Set problem → Listed below are entries; give the number of lines among them that include "minutes", and only that number.

Dataset content →

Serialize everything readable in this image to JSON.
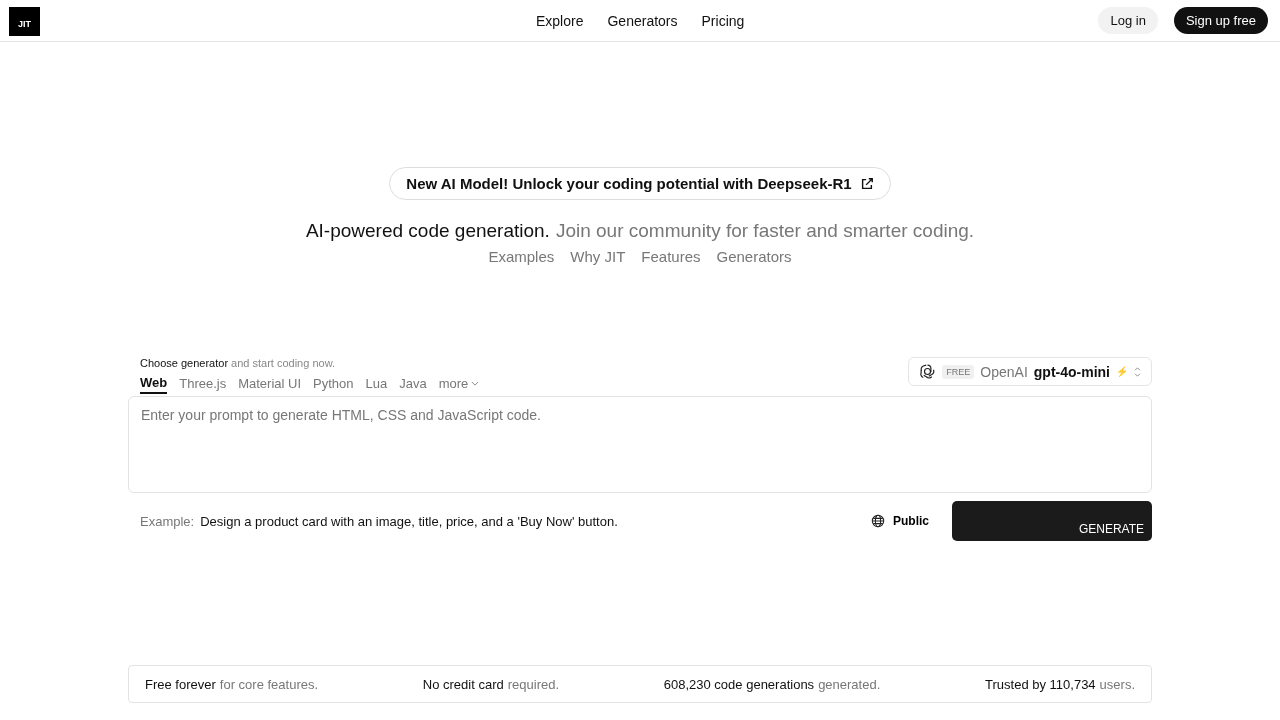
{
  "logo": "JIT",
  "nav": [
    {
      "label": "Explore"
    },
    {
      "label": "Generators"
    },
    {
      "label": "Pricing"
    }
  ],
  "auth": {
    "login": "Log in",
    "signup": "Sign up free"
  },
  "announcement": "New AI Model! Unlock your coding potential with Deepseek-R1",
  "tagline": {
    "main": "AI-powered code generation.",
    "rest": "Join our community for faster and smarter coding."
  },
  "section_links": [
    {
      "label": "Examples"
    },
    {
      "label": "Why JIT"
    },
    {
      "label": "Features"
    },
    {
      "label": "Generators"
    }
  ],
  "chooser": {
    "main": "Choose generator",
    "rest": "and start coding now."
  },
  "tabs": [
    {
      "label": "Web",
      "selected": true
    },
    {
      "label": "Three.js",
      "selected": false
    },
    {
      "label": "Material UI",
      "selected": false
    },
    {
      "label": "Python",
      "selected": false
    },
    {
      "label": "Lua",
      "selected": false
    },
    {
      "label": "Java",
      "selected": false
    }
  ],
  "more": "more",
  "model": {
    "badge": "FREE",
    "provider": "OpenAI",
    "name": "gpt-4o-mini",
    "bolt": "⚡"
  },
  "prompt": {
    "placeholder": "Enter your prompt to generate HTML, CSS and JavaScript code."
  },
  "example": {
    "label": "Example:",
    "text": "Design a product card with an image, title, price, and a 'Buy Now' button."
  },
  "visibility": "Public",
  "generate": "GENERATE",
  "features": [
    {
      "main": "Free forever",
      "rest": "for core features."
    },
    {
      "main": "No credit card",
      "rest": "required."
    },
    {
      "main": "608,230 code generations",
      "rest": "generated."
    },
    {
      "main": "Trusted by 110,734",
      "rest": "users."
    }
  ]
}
==
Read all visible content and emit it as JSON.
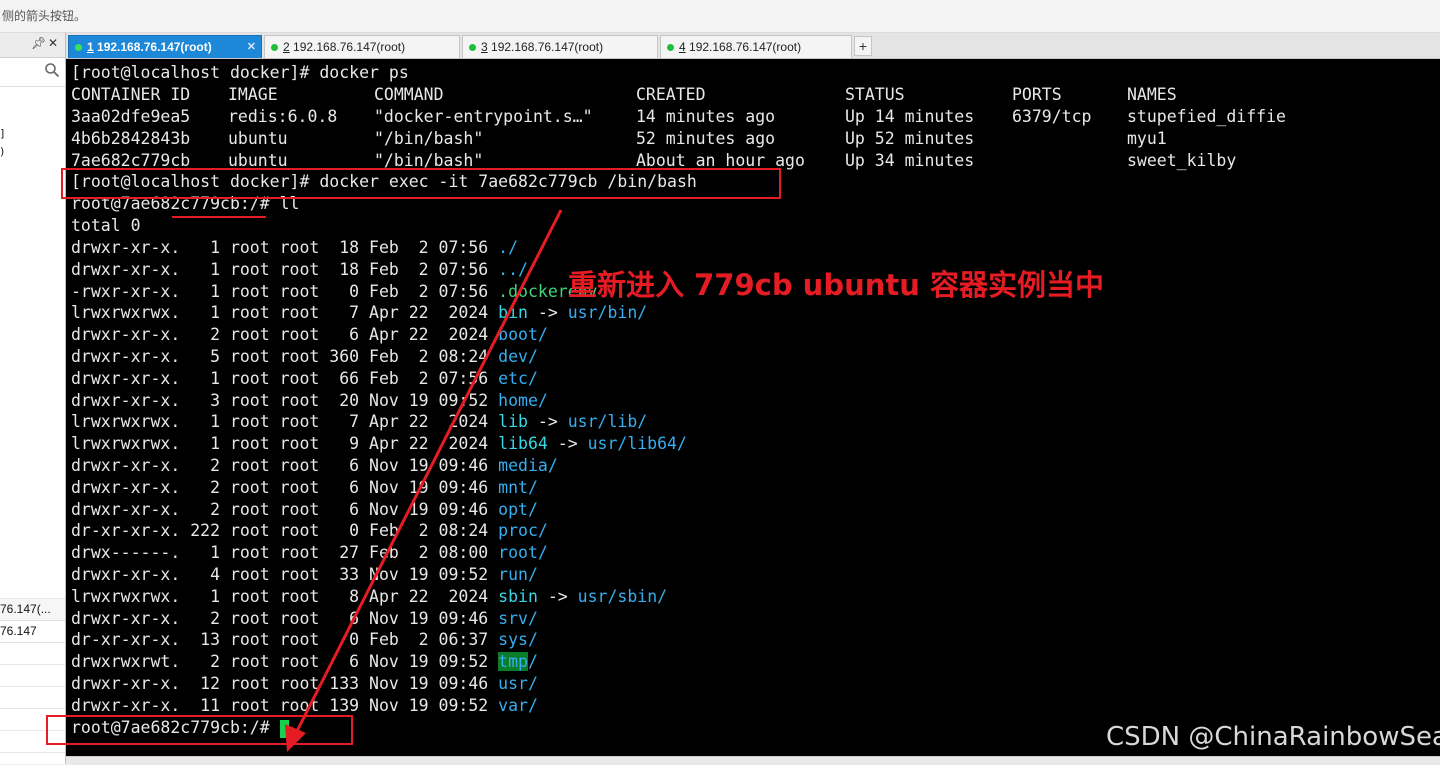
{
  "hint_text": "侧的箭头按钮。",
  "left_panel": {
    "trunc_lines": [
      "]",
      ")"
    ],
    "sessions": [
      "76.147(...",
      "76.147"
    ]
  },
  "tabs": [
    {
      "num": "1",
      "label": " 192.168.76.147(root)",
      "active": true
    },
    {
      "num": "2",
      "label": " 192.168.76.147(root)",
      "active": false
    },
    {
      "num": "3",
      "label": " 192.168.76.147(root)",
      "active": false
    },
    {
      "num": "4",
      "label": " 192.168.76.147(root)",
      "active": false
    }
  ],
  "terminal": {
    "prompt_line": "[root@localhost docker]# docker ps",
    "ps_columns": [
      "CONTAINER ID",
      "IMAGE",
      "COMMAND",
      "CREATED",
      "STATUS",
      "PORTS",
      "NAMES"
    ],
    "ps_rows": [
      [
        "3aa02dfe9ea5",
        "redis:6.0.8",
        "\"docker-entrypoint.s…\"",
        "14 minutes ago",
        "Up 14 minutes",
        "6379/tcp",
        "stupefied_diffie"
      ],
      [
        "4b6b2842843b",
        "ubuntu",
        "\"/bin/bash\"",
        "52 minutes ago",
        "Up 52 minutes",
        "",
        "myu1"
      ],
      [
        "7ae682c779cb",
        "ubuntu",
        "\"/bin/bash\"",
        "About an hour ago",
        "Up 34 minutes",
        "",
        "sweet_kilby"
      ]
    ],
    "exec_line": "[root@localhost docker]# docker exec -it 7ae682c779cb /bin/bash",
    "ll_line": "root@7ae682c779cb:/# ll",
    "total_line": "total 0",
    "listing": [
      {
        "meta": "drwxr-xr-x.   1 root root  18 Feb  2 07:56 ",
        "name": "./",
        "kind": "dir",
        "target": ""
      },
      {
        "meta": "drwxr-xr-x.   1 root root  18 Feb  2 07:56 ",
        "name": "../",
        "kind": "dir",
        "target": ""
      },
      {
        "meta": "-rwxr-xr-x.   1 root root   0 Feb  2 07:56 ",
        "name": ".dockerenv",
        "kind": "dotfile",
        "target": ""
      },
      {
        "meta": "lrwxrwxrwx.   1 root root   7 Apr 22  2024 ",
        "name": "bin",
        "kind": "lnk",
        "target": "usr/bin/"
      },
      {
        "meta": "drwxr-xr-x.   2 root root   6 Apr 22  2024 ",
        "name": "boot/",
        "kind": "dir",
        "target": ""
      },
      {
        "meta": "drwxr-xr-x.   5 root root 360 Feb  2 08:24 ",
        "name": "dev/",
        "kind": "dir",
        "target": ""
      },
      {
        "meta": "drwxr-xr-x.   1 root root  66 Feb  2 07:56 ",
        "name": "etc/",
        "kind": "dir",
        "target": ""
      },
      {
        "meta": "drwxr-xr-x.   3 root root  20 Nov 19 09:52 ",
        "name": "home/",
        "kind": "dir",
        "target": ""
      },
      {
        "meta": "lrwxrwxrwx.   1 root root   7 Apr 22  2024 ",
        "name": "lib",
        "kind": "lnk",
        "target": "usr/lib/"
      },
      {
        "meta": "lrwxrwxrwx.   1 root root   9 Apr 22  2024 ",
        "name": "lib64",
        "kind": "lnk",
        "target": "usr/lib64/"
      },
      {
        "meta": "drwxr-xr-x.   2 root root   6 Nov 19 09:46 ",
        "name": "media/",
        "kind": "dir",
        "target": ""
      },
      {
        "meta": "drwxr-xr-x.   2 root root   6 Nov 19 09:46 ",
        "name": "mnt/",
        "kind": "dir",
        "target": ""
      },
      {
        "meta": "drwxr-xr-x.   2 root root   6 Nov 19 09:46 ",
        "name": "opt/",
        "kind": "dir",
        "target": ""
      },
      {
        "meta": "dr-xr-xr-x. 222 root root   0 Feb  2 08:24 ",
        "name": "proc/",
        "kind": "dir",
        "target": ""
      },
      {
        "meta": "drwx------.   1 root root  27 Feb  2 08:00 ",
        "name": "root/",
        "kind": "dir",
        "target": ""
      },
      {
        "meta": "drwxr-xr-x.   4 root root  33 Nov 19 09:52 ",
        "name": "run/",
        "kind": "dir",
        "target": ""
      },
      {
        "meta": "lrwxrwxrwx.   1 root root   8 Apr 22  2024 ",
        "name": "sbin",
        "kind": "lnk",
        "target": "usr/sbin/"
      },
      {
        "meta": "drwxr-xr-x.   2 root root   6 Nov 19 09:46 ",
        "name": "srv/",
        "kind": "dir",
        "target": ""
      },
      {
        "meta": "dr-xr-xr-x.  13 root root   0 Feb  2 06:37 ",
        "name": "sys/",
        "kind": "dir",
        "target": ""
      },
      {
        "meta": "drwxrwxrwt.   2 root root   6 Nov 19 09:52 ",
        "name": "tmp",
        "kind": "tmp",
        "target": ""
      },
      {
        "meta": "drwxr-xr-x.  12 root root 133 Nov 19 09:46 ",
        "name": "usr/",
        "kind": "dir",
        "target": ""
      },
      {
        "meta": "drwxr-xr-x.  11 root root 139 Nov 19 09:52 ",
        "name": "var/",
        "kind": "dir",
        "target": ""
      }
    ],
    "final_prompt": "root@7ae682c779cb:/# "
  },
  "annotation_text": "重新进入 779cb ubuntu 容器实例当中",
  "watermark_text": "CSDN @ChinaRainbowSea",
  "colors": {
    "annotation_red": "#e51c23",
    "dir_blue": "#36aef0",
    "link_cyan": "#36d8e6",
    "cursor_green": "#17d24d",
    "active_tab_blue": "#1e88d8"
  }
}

Solution for this exercise → 5